• **WORK TO BE COMPLETED**
Reproduce each line that includes the word "What".

• **RECORDS TO USE**
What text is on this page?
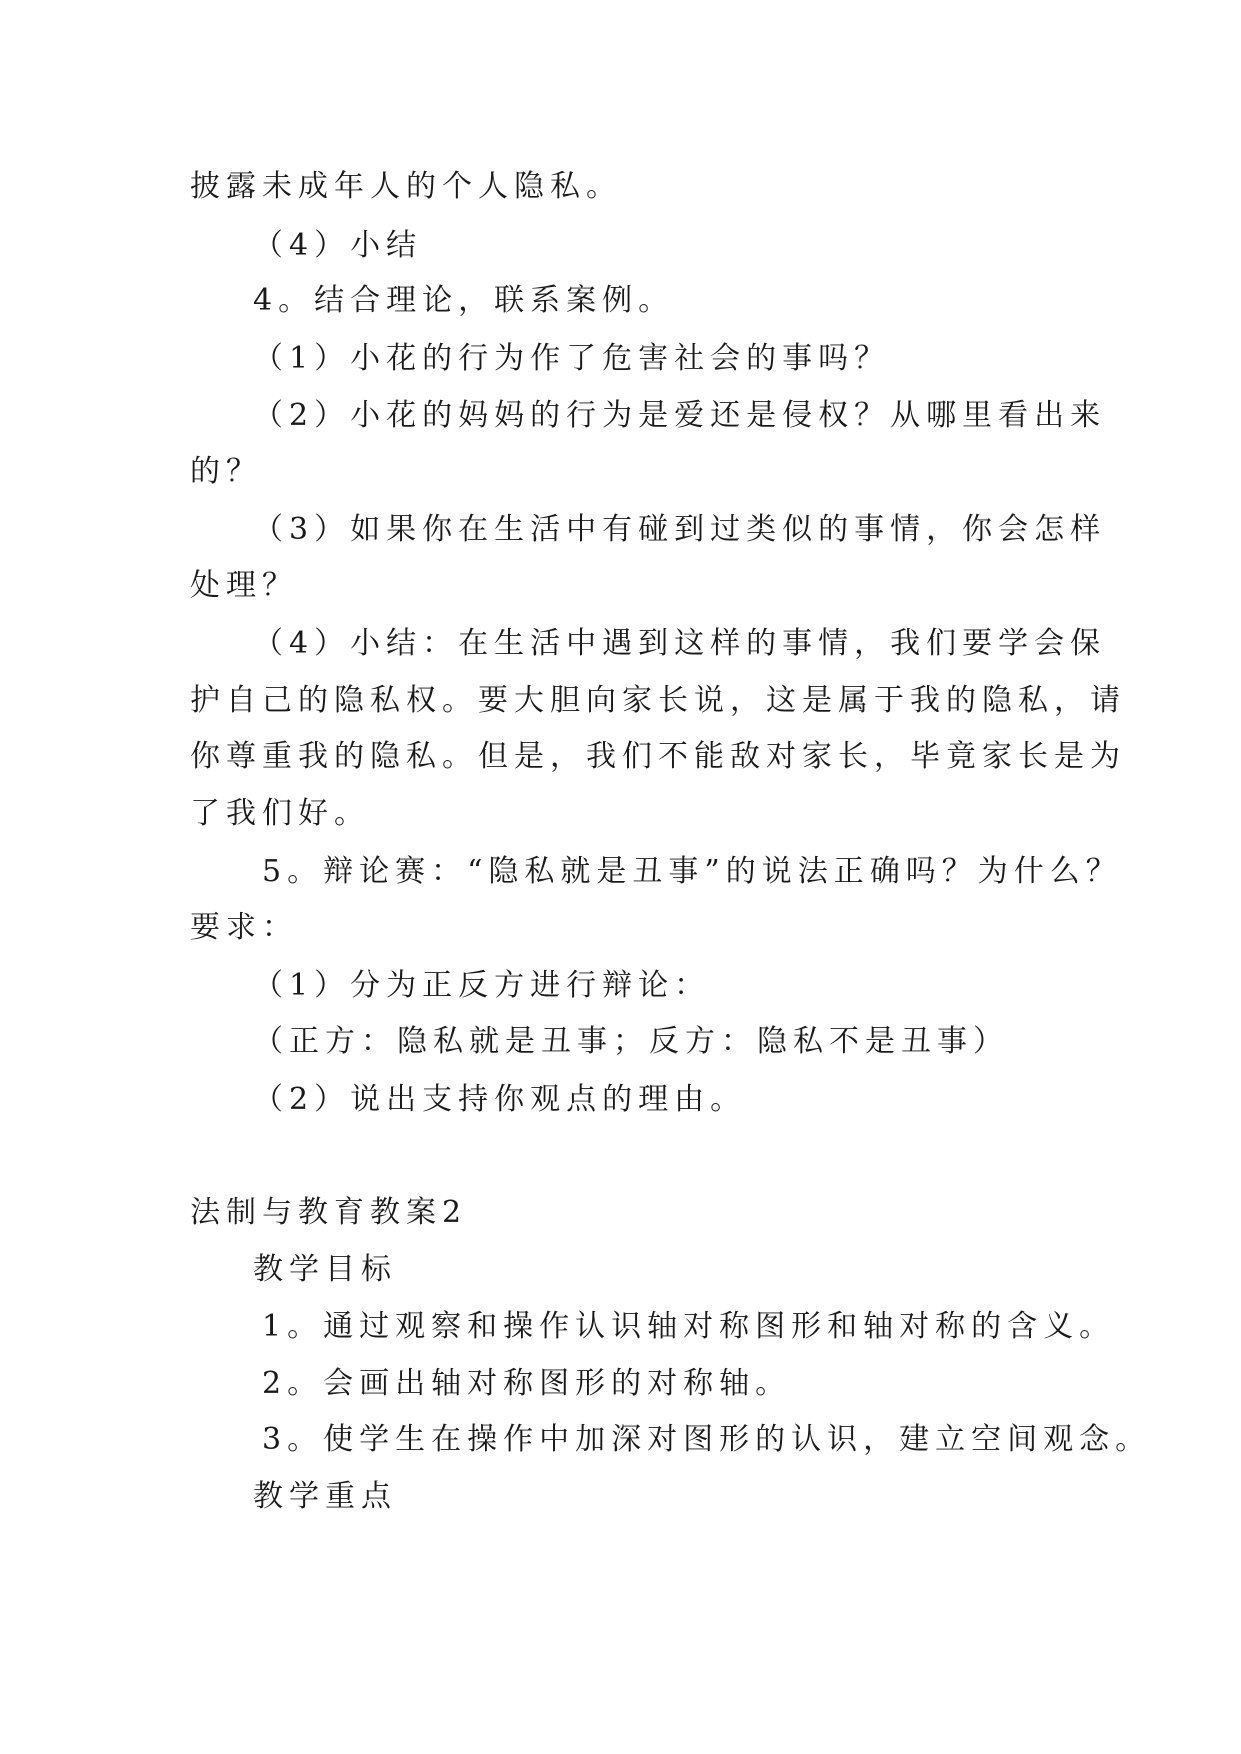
披露未成年人的个人隐私。
（4）小结
4。结合理论，联系案例。
（1）小花的行为作了危害社会的事吗？
（2）小花的妈妈的行为是爱还是侵权？从哪里看出来
的？
（3）如果你在生活中有碰到过类似的事情，你会怎样
处理？
（4）小结：在生活中遇到这样的事情，我们要学会保
护自己的隐私权。要大胆向家长说，这是属于我的隐私，请
你尊重我的隐私。但是，我们不能敌对家长，毕竟家长是为
了我们好。
5。辩论赛：“隐私就是丑事”的说法正确吗？为什么？
要求：
（1）分为正反方进行辩论：
（正方：隐私就是丑事；反方：隐私不是丑事）
（2）说出支持你观点的理由。
法制与教育教案2
教学目标
1。通过观察和操作认识轴对称图形和轴对称的含义。
2。会画出轴对称图形的对称轴。
3。使学生在操作中加深对图形的认识，建立空间观念。
教学重点
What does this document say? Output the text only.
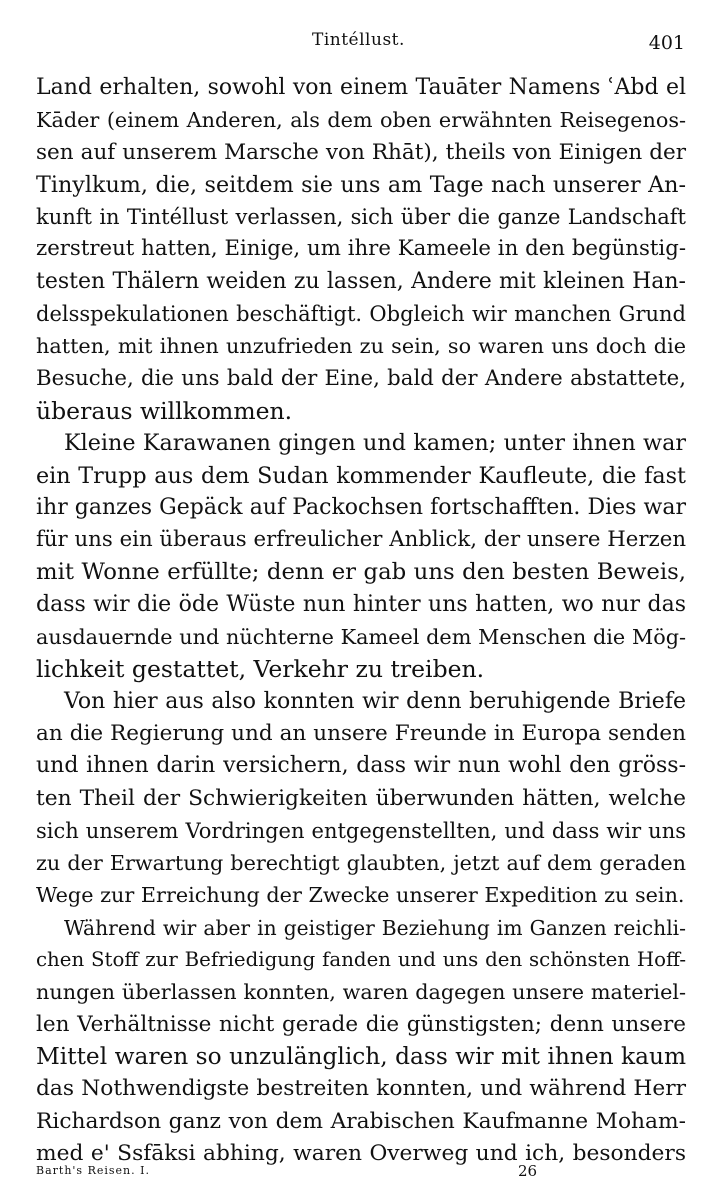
Tintéllust.	401

Land erhalten, sowohl von einem Tauāter Namens ʿAbd el
Kāder (einem Anderen, als dem oben erwähnten Reisegenos-
sen auf unserem Marsche von Rhāt), theils von Einigen der
Tinylkum, die, seitdem sie uns am Tage nach unserer An-
kunft in Tintéllust verlassen, sich über die ganze Landschaft
zerstreut hatten, Einige, um ihre Kameele in den begünstig-
testen Thälern weiden zu lassen, Andere mit kleinen Han-
delsspekulationen beschäftigt. Obgleich wir manchen Grund
hatten, mit ihnen unzufrieden zu sein, so waren uns doch die
Besuche, die uns bald der Eine, bald der Andere abstattete,
überaus willkommen.

Kleine Karawanen gingen und kamen; unter ihnen war
ein Trupp aus dem Sudan kommender Kaufleute, die fast
ihr ganzes Gepäck auf Packochsen fortschafften. Dies war
für uns ein überaus erfreulicher Anblick, der unsere Herzen
mit Wonne erfüllte; denn er gab uns den besten Beweis,
dass wir die öde Wüste nun hinter uns hatten, wo nur das
ausdauernde und nüchterne Kameel dem Menschen die Mög-
lichkeit gestattet, Verkehr zu treiben.

Von hier aus also konnten wir denn beruhigende Briefe
an die Regierung und an unsere Freunde in Europa senden
und ihnen darin versichern, dass wir nun wohl den gröss-
ten Theil der Schwierigkeiten überwunden hätten, welche
sich unserem Vordringen entgegenstellten, und dass wir uns
zu der Erwartung berechtigt glaubten, jetzt auf dem geraden
Wege zur Erreichung der Zwecke unserer Expedition zu sein.

Während wir aber in geistiger Beziehung im Ganzen reichli-
chen Stoff zur Befriedigung fanden und uns den schönsten Hoff-
nungen überlassen konnten, waren dagegen unsere materiel-
len Verhältnisse nicht gerade die günstigsten; denn unsere
Mittel waren so unzulänglich, dass wir mit ihnen kaum
das Nothwendigste bestreiten konnten, und während Herr
Richardson ganz von dem Arabischen Kaufmanne Moham-
med e' Ssfāksi abhing, waren Overweg und ich, besonders

Barth's Reisen. I.	26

• **RESPONSE TO THE EXERCISE**
What text is on this page?
What does this document say? Output the text only.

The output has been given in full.